** begin Data for processing **
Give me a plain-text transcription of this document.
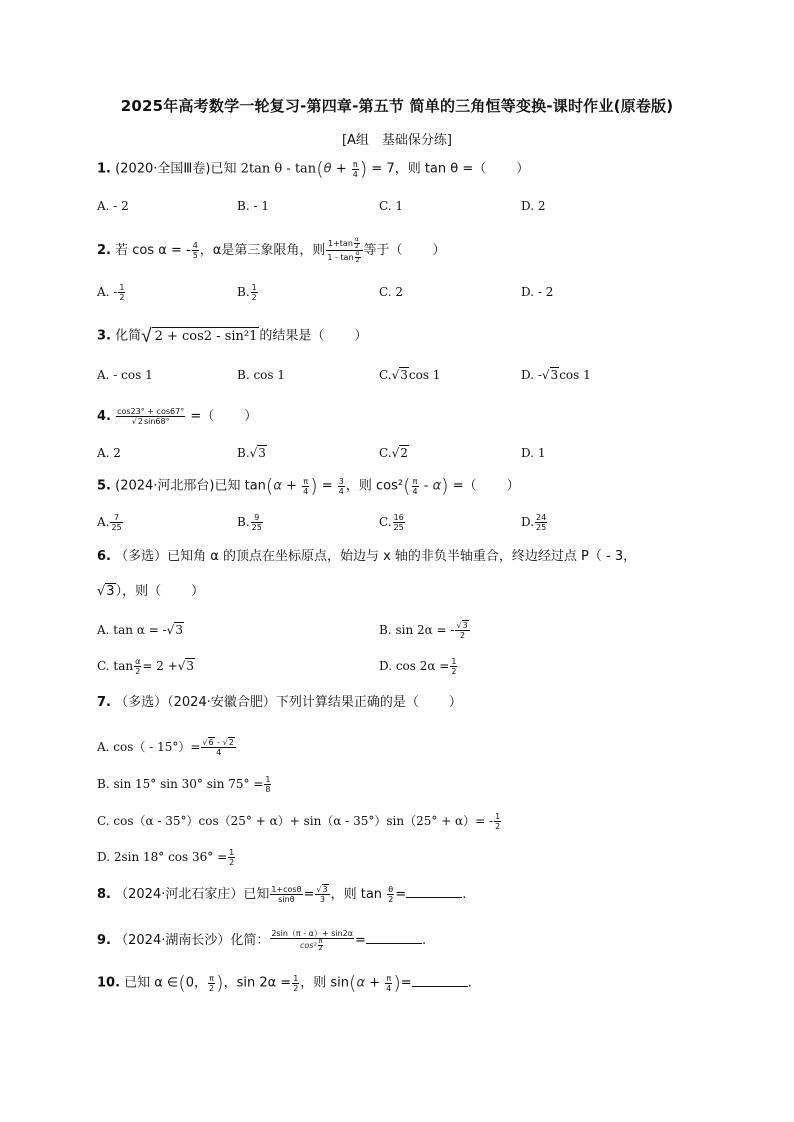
2025年高考数学一轮复习-第四章-第五节 简单的三角恒等变换-课时作业(原卷版)
[A组　基础保分练]
1. (2020·全国Ⅲ卷)已知 2tan $\theta - \tan(\theta + \frac{\pi}{4}$ ) = 7，则 tan θ =（ ）
A. - 2	B. - 1	C. 1	D. 2
2. 若 cos α = - $\frac{4}{5}$ ，α是第三象限角，则 $\frac{1+\tan \frac{\alpha}{2}}{1 - \tan \frac{\alpha}{2}}$ 等于（ ）
A. - $\frac{1}{2}$	B. $\frac{1}{2}$	C. 2	D. - 2
3. 化简√ 2 + cos2 - sin²1 的结果是（ ）
A. - cos 1	B. cos 1	C.√3cos 1	D. -√3cos 1
4. $\frac{\cos 23^\circ + \cos 67^\circ}{√2\sin 68^\circ}$ =（ ）
A. 2	B.√3	C.√2	D. 1
5. (2024·河北邢台)已知 $\tan(\alpha + \frac{\pi}{4}$ ) = $\frac{3}{4}$ ，则 $\cos^2( \frac{\pi}{4} - \alpha)$ =（ ）
A. $\frac{7}{25}$	B. $\frac{9}{25}$	C. $\frac{16}{25}$	D. $\frac{24}{25}$
6. （多选）已知角 α 的顶点在坐标原点，始边与 x 轴的非负半轴重合，终边经过点 P（ - 3，
√3），则（ ）
A. tan α = -√3	B. sin 2α = - $\frac{√3}{2}$
C. $\tan \frac{\alpha}{2} = 2 +√3$	D. $\cos 2\alpha = \frac{1}{2}$
7. （多选）（2024·安徽合肥）下列计算结果正确的是（ ）
A. $\cos( - 15^\circ)= \frac{√6 - √2}{4}$
B. sin 15° sin 30° $\sin 75^\circ = \frac{1}{8}$
C. $\cos(\alpha - 35^\circ)\cos(25^\circ + \alpha)+ \sin(\alpha - 35^\circ)\sin(25^\circ + \alpha)= - \frac{1}{2}$
D. 2sin 18° $\cos 36^\circ = \frac{1}{2}$
8. （2024·河北石家庄）已知 $\frac{1+\cos\theta}{\sin\theta} = \frac{√3}{3}$ ，则 $\tan \frac{\theta}{2}$ =	.
9. （2024·湖南长沙）化简： $\frac{2\sin(\pi - \alpha)+ \sin 2\alpha}{\cos^2 \frac{\pi}{2}}$ =	.
10. 已知 α ∈(0， $\frac{\pi}{2}$ )，$\sin 2\alpha = \frac{1}{2}$ ，则 $\sin(\alpha + \frac{\pi}{4}$ )=	.
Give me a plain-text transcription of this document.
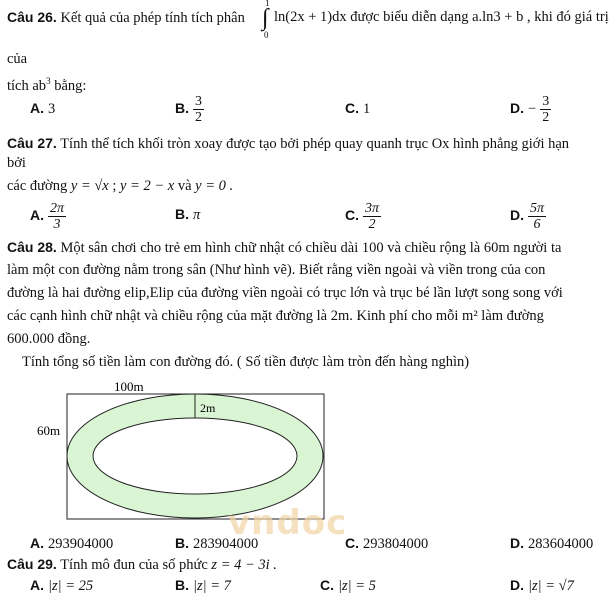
Câu 26. Kết quả của phép tính tích phân
1
∫
0
ln(2x + 1)dx được biểu diễn dạng a.ln3 + b , khi đó giá trị
của
tích $ab^3$ bằng:
A. 3	B. $\frac{3}{2}$	C. 1	D. − $\frac{3}{2}$
Câu 27. Tính thể tích khối tròn xoay được tạo bởi phép quay quanh trục Ox hình phẳng giới hạn
bởi
các đường y = √x ; y = 2 − x và y = 0 .
A. $\frac{2\pi}{3}$	B. π	C. $\frac{3\pi}{2}$	D. $\frac{5\pi}{6}$
Câu 28. Một sân chơi cho trẻ em hình chữ nhật có chiều dài 100 và chiều rộng là 60m người ta
làm một con đường nằm trong sân (Như hình vẽ). Biết rằng viền ngoài và viền trong của con
đường là hai đường elip,Elip của đường viền ngoài có trục lớn và trục bé lần lượt song song với
các cạnh hình chữ nhật và chiều rộng của mặt đường là 2m. Kinh phí cho mỗi m² làm đường
600.000 đồng.
Tính tổng số tiền làm con đường đó. ( Số tiền được làm tròn đến hàng nghìn)
100m
60m
2m
vndoc
A. 293904000	B. 283904000	C. 293804000	D. 283604000
Câu 29. Tính mô đun của số phức z = 4 − 3i .
A. |z| = 25	B. |z| = 7	C. |z| = 5	D. |z| = √7
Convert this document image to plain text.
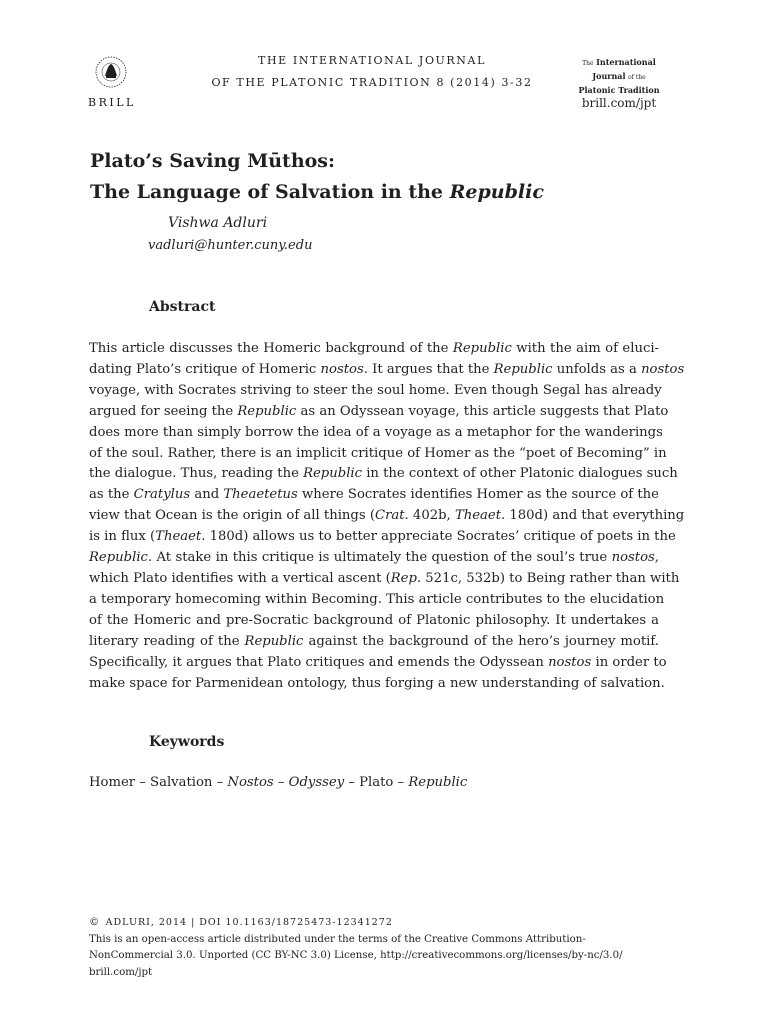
BRILL
THE INTERNATIONAL JOURNAL
OF THE PLATONIC TRADITION 8 (2014) 3-32
The International
Journal of the
Platonic Tradition
brill.com/jpt
Plato’s Saving Mūthos:
The Language of Salvation in the Republic
Vishwa Adluri
vadluri@hunter.cuny.edu
Abstract
This article discusses the Homeric background of the Republic with the aim of eluci-
dating Plato’s critique of Homeric nostos. It argues that the Republic unfolds as a nostos
voyage, with Socrates striving to steer the soul home. Even though Segal has already
argued for seeing the Republic as an Odyssean voyage, this article suggests that Plato
does more than simply borrow the idea of a voyage as a metaphor for the wanderings
of the soul. Rather, there is an implicit critique of Homer as the “poet of Becoming” in
the dialogue. Thus, reading the Republic in the context of other Platonic dialogues such
as the Cratylus and Theaetetus where Socrates identifies Homer as the source of the
view that Ocean is the origin of all things (Crat. 402b, Theaet. 180d) and that everything
is in flux (Theaet. 180d) allows us to better appreciate Socrates’ critique of poets in the
Republic. At stake in this critique is ultimately the question of the soul’s true nostos,
which Plato identifies with a vertical ascent (Rep. 521c, 532b) to Being rather than with
a temporary homecoming within Becoming. This article contributes to the elucidation
of the Homeric and pre-Socratic background of Platonic philosophy. It undertakes a
literary reading of the Republic against the background of the hero’s journey motif.
Specifically, it argues that Plato critiques and emends the Odyssean nostos in order to
make space for Parmenidean ontology, thus forging a new understanding of salvation.
Keywords
Homer – Salvation – Nostos – Odyssey – Plato – Republic
© ADLURI, 2014 | DOI 10.1163/18725473-12341272
This is an open-access article distributed under the terms of the Creative Commons Attribution-
NonCommercial 3.0. Unported (CC BY-NC 3.0) License, http://creativecommons.org/licenses/by-nc/3.0/
brill.com/jpt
** end Data for processing **
- Written exercise -
Transcribe the records word for word and include no pictures.

- Answer to this task -
Give me a plain-text transcription of this document.
2025年高考数学一轮复习-第四章-第五节 简单的三角恒等变换-课时作业(原卷版)
[A组　基础保分练]
1. (2020·全国Ⅲ卷)已知 2tan $\theta - \tan(\theta + \frac{\pi}{4}$ ) = 7，则 tan θ =（ ）
A. - 2	B. - 1	C. 1	D. 2
2. 若 cos α = - $\frac{4}{5}$ ，α是第三象限角，则 $\frac{1+\tan \frac{\alpha}{2}}{1 - \tan \frac{\alpha}{2}}$ 等于（ ）
A. - $\frac{1}{2}$	B. $\frac{1}{2}$	C. 2	D. - 2
3. 化简√ 2 + cos2 - sin²1 的结果是（ ）
A. - cos 1	B. cos 1	C.√3cos 1	D. -√3cos 1
4. $\frac{\cos 23^\circ + \cos 67^\circ}{√2\sin 68^\circ}$ =（ ）
A. 2	B.√3	C.√2	D. 1
5. (2024·河北邢台)已知 $\tan(\alpha + \frac{\pi}{4}$ ) = $\frac{3}{4}$ ，则 $\cos^2( \frac{\pi}{4} - \alpha)$ =（ ）
A. $\frac{7}{25}$	B. $\frac{9}{25}$	C. $\frac{16}{25}$	D. $\frac{24}{25}$
6. （多选）已知角 α 的顶点在坐标原点，始边与 x 轴的非负半轴重合，终边经过点 P（ - 3，
√3），则（ ）
A. tan α = -√3	B. sin 2α = - $\frac{√3}{2}$
C. $\tan \frac{\alpha}{2} = 2 +√3$	D. $\cos 2\alpha = \frac{1}{2}$
7. （多选）（2024·安徽合肥）下列计算结果正确的是（ ）
A. $\cos( - 15^\circ)= \frac{√6 - √2}{4}$
B. sin 15° sin 30° $\sin 75^\circ = \frac{1}{8}$
C. $\cos(\alpha - 35^\circ)\cos(25^\circ + \alpha)+ \sin(\alpha - 35^\circ)\sin(25^\circ + \alpha)= - \frac{1}{2}$
D. 2sin 18° $\cos 36^\circ = \frac{1}{2}$
8. （2024·河北石家庄）已知 $\frac{1+\cos\theta}{\sin\theta} = \frac{√3}{3}$ ，则 $\tan \frac{\theta}{2}$ =	.
9. （2024·湖南长沙）化简： $\frac{2\sin(\pi - \alpha)+ \sin 2\alpha}{\cos^2 \frac{\pi}{2}}$ =	.
10. 已知 α ∈(0， $\frac{\pi}{2}$ )，$\sin 2\alpha = \frac{1}{2}$ ，则 $\sin(\alpha + \frac{\pi}{4}$ )=	.
Give me a plain-text transcription of this document.
Câu 26. Kết quả của phép tính tích phân
1
∫
0
ln(2x + 1)dx được biểu diễn dạng a.ln3 + b , khi đó giá trị
của
tích $ab^3$ bằng:
A. 3	B. $\frac{3}{2}$	C. 1	D. − $\frac{3}{2}$
Câu 27. Tính thể tích khối tròn xoay được tạo bởi phép quay quanh trục Ox hình phẳng giới hạn
bởi
các đường y = √x ; y = 2 − x và y = 0 .
A. $\frac{2\pi}{3}$	B. π	C. $\frac{3\pi}{2}$	D. $\frac{5\pi}{6}$
Câu 28. Một sân chơi cho trẻ em hình chữ nhật có chiều dài 100 và chiều rộng là 60m người ta
làm một con đường nằm trong sân (Như hình vẽ). Biết rằng viền ngoài và viền trong của con
đường là hai đường elip,Elip của đường viền ngoài có trục lớn và trục bé lần lượt song song với
các cạnh hình chữ nhật và chiều rộng của mặt đường là 2m. Kinh phí cho mỗi m² làm đường
600.000 đồng.
Tính tổng số tiền làm con đường đó. ( Số tiền được làm tròn đến hàng nghìn)
100m
60m
2m
vndoc
A. 293904000	B. 283904000	C. 293804000	D. 283604000
Câu 29. Tính mô đun của số phức z = 4 − 3i .
A. |z| = 25	B. |z| = 7	C. |z| = 5	D. |z| = √7
Convert this document image to plain text.
BRILL
THE INTERNATIONAL JOURNAL
OF THE PLATONIC TRADITION 8 (2014) 3-32
The International
Journal of the
Platonic Tradition
brill.com/jpt
Plato’s Saving Mūthos:
The Language of Salvation in the Republic
Vishwa Adluri
vadluri@hunter.cuny.edu
Abstract
This article discusses the Homeric background of the Republic with the aim of eluci-
dating Plato’s critique of Homeric nostos. It argues that the Republic unfolds as a nostos
voyage, with Socrates striving to steer the soul home. Even though Segal has already
argued for seeing the Republic as an Odyssean voyage, this article suggests that Plato
does more than simply borrow the idea of a voyage as a metaphor for the wanderings
of the soul. Rather, there is an implicit critique of Homer as the “poet of Becoming” in
the dialogue. Thus, reading the Republic in the context of other Platonic dialogues such
as the Cratylus and Theaetetus where Socrates identifies Homer as the source of the
view that Ocean is the origin of all things (Crat. 402b, Theaet. 180d) and that everything
is in flux (Theaet. 180d) allows us to better appreciate Socrates’ critique of poets in the
Republic. At stake in this critique is ultimately the question of the soul’s true nostos,
which Plato identifies with a vertical ascent (Rep. 521c, 532b) to Being rather than with
a temporary homecoming within Becoming. This article contributes to the elucidation
of the Homeric and pre-Socratic background of Platonic philosophy. It undertakes a
literary reading of the Republic against the background of the hero’s journey motif.
Specifically, it argues that Plato critiques and emends the Odyssean nostos in order to
make space for Parmenidean ontology, thus forging a new understanding of salvation.
Keywords
Homer – Salvation – Nostos – Odyssey – Plato – Republic
© ADLURI, 2014 | DOI 10.1163/18725473-12341272
This is an open-access article distributed under the terms of the Creative Commons Attribution-
NonCommercial 3.0. Unported (CC BY-NC 3.0) License, http://creativecommons.org/licenses/by-nc/3.0/
brill.com/jpt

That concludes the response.